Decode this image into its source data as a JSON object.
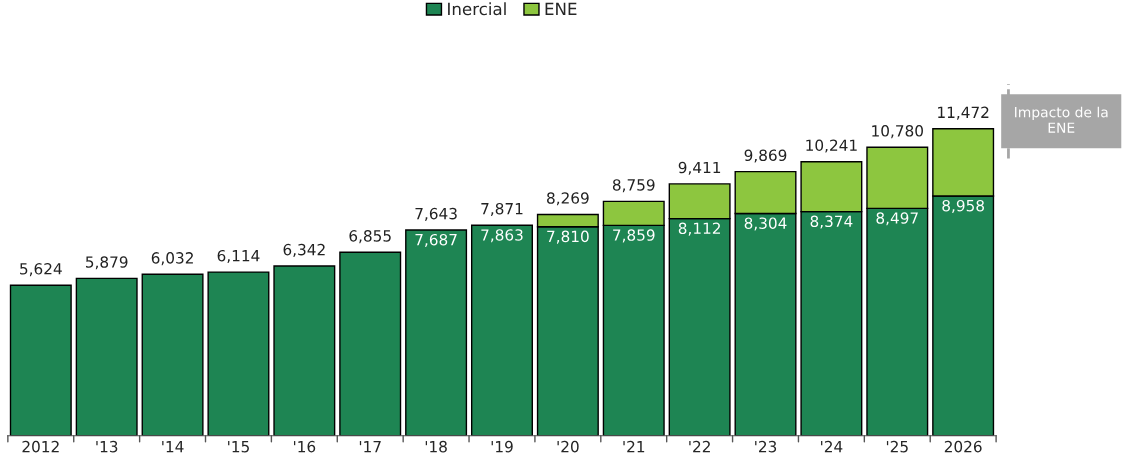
{
  "chart_data": {
    "type": "bar",
    "stacked": true,
    "categories": [
      "2012",
      "'13",
      "'14",
      "'15",
      "'16",
      "'17",
      "'18",
      "'19",
      "'20",
      "'21",
      "'22",
      "'23",
      "'24",
      "'25",
      "2026"
    ],
    "series": [
      {
        "name": "Inercial",
        "color": "#1e8553",
        "values": [
          5624,
          5879,
          6032,
          6114,
          6342,
          6855,
          7687,
          7863,
          7810,
          7859,
          8112,
          8304,
          8374,
          8497,
          8958
        ],
        "value_labels": [
          null,
          null,
          null,
          null,
          null,
          null,
          "7,687",
          "7,863",
          "7,810",
          "7,859",
          "8,112",
          "8,304",
          "8,374",
          "8,497",
          "8,958"
        ]
      },
      {
        "name": "ENE",
        "color": "#8dc63f",
        "values": [
          null,
          null,
          null,
          null,
          null,
          null,
          null,
          null,
          459,
          900,
          1299,
          1565,
          1867,
          2283,
          2514
        ]
      }
    ],
    "totals": [
      "5,624",
      "5,879",
      "6,032",
      "6,114",
      "6,342",
      "6,855",
      null,
      null,
      "8,269",
      "8,759",
      "9,411",
      "9,869",
      "10,241",
      "10,780",
      "11,472"
    ],
    "annotations": [
      "Impacto de la ENE",
      {
        "text": "7,643",
        "x": "'18",
        "y": 7643
      },
      {
        "text": "7,871",
        "x": "'19",
        "y": 7871
      }
    ],
    "legend": "top",
    "grid": false
  }
}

■ ■ ■ ■

Restate the listing above word for word, and skip the pictures.

→ WRITTEN REPLY
Decode this image into its source data as a JSON object.
{
  "chart_data": {
    "type": "bar",
    "stacked": true,
    "categories": [
      "2012",
      "'13",
      "'14",
      "'15",
      "'16",
      "'17",
      "'18",
      "'19",
      "'20",
      "'21",
      "'22",
      "'23",
      "'24",
      "'25",
      "2026"
    ],
    "series": [
      {
        "name": "Inercial",
        "color": "#1e8553",
        "values": [
          5624,
          5879,
          6032,
          6114,
          6342,
          6855,
          7687,
          7863,
          7810,
          7859,
          8112,
          8304,
          8374,
          8497,
          8958
        ],
        "value_labels": [
          null,
          null,
          null,
          null,
          null,
          null,
          "7,687",
          "7,863",
          "7,810",
          "7,859",
          "8,112",
          "8,304",
          "8,374",
          "8,497",
          "8,958"
        ]
      },
      {
        "name": "ENE",
        "color": "#8dc63f",
        "values": [
          null,
          null,
          null,
          null,
          null,
          null,
          null,
          null,
          459,
          900,
          1299,
          1565,
          1867,
          2283,
          2514
        ]
      }
    ],
    "totals": [
      "5,624",
      "5,879",
      "6,032",
      "6,114",
      "6,342",
      "6,855",
      null,
      null,
      "8,269",
      "8,759",
      "9,411",
      "9,869",
      "10,241",
      "10,780",
      "11,472"
    ],
    "annotations": [
      "Impacto de la ENE",
      {
        "text": "7,643",
        "x": "'18",
        "y": 7643
      },
      {
        "text": "7,871",
        "x": "'19",
        "y": 7871
      }
    ],
    "legend": "top",
    "grid": false
  }
}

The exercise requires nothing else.